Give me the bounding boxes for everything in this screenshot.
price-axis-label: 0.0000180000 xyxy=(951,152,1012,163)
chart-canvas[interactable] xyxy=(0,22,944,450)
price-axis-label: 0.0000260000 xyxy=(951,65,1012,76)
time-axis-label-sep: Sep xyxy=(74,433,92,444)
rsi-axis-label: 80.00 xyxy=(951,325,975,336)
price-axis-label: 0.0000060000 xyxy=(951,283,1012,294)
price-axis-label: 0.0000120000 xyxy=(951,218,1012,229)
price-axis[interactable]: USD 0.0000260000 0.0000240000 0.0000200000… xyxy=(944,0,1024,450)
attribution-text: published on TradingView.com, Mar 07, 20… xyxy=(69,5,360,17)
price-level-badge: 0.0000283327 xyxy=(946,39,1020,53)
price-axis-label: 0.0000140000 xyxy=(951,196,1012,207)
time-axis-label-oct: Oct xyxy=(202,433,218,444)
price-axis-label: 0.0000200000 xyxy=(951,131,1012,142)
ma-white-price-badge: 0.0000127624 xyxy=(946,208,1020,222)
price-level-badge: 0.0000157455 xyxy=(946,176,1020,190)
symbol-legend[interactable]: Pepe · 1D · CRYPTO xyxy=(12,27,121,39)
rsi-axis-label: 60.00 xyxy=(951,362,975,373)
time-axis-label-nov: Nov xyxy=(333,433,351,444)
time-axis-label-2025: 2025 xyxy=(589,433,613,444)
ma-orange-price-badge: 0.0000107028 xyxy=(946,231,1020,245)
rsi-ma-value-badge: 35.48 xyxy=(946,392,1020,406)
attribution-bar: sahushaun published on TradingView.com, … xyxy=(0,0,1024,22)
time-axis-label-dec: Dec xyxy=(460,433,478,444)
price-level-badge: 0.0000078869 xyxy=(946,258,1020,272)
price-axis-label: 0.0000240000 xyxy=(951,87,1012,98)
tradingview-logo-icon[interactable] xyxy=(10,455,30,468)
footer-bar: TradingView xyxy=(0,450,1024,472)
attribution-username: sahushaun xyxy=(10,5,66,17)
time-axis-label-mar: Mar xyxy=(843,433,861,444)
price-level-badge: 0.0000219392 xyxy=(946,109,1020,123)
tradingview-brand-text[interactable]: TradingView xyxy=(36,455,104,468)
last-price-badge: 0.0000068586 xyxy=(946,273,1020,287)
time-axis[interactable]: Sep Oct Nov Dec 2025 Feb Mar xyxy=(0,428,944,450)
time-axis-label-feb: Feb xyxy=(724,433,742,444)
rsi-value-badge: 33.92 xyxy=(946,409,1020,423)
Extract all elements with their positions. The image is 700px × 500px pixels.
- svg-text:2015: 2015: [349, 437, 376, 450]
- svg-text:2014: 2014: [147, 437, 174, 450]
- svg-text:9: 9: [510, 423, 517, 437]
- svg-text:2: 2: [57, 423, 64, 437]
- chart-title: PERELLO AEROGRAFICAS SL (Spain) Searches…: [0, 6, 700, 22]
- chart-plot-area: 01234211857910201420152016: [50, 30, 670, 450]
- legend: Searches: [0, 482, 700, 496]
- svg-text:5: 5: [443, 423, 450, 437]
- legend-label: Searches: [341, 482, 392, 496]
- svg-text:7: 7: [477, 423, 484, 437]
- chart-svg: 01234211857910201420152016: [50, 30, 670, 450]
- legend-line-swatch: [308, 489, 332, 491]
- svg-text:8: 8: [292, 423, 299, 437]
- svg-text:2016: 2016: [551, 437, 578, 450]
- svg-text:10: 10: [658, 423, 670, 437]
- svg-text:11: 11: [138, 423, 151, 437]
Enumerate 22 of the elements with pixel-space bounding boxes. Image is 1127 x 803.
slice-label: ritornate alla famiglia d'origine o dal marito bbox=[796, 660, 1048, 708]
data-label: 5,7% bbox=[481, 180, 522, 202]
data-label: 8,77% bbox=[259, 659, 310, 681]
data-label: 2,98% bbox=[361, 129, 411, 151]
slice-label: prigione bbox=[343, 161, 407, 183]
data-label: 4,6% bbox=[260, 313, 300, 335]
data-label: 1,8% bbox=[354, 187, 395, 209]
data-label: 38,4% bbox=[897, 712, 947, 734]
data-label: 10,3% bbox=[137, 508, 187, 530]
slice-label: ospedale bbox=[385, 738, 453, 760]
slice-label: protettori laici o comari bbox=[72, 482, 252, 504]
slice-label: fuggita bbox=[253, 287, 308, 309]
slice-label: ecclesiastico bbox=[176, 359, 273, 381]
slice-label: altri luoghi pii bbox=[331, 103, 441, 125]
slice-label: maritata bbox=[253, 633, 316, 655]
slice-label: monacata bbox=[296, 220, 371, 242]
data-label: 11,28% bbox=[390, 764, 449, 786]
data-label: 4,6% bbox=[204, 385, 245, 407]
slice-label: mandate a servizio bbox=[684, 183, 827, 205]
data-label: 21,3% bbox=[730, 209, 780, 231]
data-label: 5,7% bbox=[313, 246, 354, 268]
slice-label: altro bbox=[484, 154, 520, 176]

**GIVEN PROBLEM:**
Swap every instance of "price-level-badge" in the listing above for "price-marker-badge" and reproduce the full listing with everything else unchanged.

**CORRECT ANSWER:**
Give me the bounding boxes for everything in this screenshot.
price-axis-label: 0.0000180000 xyxy=(951,152,1012,163)
chart-canvas[interactable] xyxy=(0,22,944,450)
price-axis-label: 0.0000260000 xyxy=(951,65,1012,76)
time-axis-label-sep: Sep xyxy=(74,433,92,444)
rsi-axis-label: 80.00 xyxy=(951,325,975,336)
price-axis-label: 0.0000060000 xyxy=(951,283,1012,294)
price-axis-label: 0.0000120000 xyxy=(951,218,1012,229)
price-axis[interactable]: USD 0.0000260000 0.0000240000 0.0000200000… xyxy=(944,0,1024,450)
attribution-text: published on TradingView.com, Mar 07, 20… xyxy=(69,5,360,17)
price-marker-badge: 0.0000283327 xyxy=(946,39,1020,53)
price-axis-label: 0.0000140000 xyxy=(951,196,1012,207)
time-axis-label-oct: Oct xyxy=(202,433,218,444)
price-axis-label: 0.0000200000 xyxy=(951,131,1012,142)
ma-white-price-badge: 0.0000127624 xyxy=(946,208,1020,222)
price-marker-badge: 0.0000157455 xyxy=(946,176,1020,190)
symbol-legend[interactable]: Pepe · 1D · CRYPTO xyxy=(12,27,121,39)
rsi-axis-label: 60.00 xyxy=(951,362,975,373)
time-axis-label-nov: Nov xyxy=(333,433,351,444)
time-axis-label-2025: 2025 xyxy=(589,433,613,444)
ma-orange-price-badge: 0.0000107028 xyxy=(946,231,1020,245)
rsi-ma-value-badge: 35.48 xyxy=(946,392,1020,406)
attribution-bar: sahushaun published on TradingView.com, … xyxy=(0,0,1024,22)
time-axis-label-dec: Dec xyxy=(460,433,478,444)
price-marker-badge: 0.0000078869 xyxy=(946,258,1020,272)
price-axis-label: 0.0000240000 xyxy=(951,87,1012,98)
tradingview-logo-icon[interactable] xyxy=(10,455,30,468)
footer-bar: TradingView xyxy=(0,450,1024,472)
attribution-username: sahushaun xyxy=(10,5,66,17)
time-axis-label-mar: Mar xyxy=(843,433,861,444)
price-marker-badge: 0.0000219392 xyxy=(946,109,1020,123)
tradingview-brand-text[interactable]: TradingView xyxy=(36,455,104,468)
last-price-badge: 0.0000068586 xyxy=(946,273,1020,287)
time-axis[interactable]: Sep Oct Nov Dec 2025 Feb Mar xyxy=(0,428,944,450)
time-axis-label-feb: Feb xyxy=(724,433,742,444)
rsi-value-badge: 33.92 xyxy=(946,409,1020,423)
Extract all elements with their positions. The image is 700px × 500px pixels.
- svg-text:2015: 2015: [349, 437, 376, 450]
- svg-text:2014: 2014: [147, 437, 174, 450]
- svg-text:9: 9: [510, 423, 517, 437]
- svg-text:2: 2: [57, 423, 64, 437]
- chart-title: PERELLO AEROGRAFICAS SL (Spain) Searches…: [0, 6, 700, 22]
- chart-plot-area: 01234211857910201420152016: [50, 30, 670, 450]
- legend: Searches: [0, 482, 700, 496]
- svg-text:5: 5: [443, 423, 450, 437]
- legend-label: Searches: [341, 482, 392, 496]
- svg-text:7: 7: [477, 423, 484, 437]
- chart-svg: 01234211857910201420152016: [50, 30, 670, 450]
- legend-line-swatch: [308, 489, 332, 491]
- svg-text:8: 8: [292, 423, 299, 437]
- svg-text:2016: 2016: [551, 437, 578, 450]
- svg-text:10: 10: [658, 423, 670, 437]
- svg-text:11: 11: [138, 423, 151, 437]
Enumerate 22 of the elements with pixel-space bounding boxes. Image is 1127 x 803.
slice-label: ritornate alla famiglia d'origine o dal marito bbox=[796, 660, 1048, 708]
data-label: 5,7% bbox=[481, 180, 522, 202]
data-label: 8,77% bbox=[259, 659, 310, 681]
data-label: 2,98% bbox=[361, 129, 411, 151]
slice-label: prigione bbox=[343, 161, 407, 183]
data-label: 4,6% bbox=[260, 313, 300, 335]
data-label: 1,8% bbox=[354, 187, 395, 209]
data-label: 38,4% bbox=[897, 712, 947, 734]
data-label: 10,3% bbox=[137, 508, 187, 530]
slice-label: ospedale bbox=[385, 738, 453, 760]
slice-label: protettori laici o comari bbox=[72, 482, 252, 504]
slice-label: fuggita bbox=[253, 287, 308, 309]
slice-label: ecclesiastico bbox=[176, 359, 273, 381]
slice-label: altri luoghi pii bbox=[331, 103, 441, 125]
slice-label: maritata bbox=[253, 633, 316, 655]
slice-label: monacata bbox=[296, 220, 371, 242]
data-label: 11,28% bbox=[390, 764, 449, 786]
data-label: 4,6% bbox=[204, 385, 245, 407]
slice-label: mandate a servizio bbox=[684, 183, 827, 205]
data-label: 21,3% bbox=[730, 209, 780, 231]
data-label: 5,7% bbox=[313, 246, 354, 268]
slice-label: altro bbox=[484, 154, 520, 176]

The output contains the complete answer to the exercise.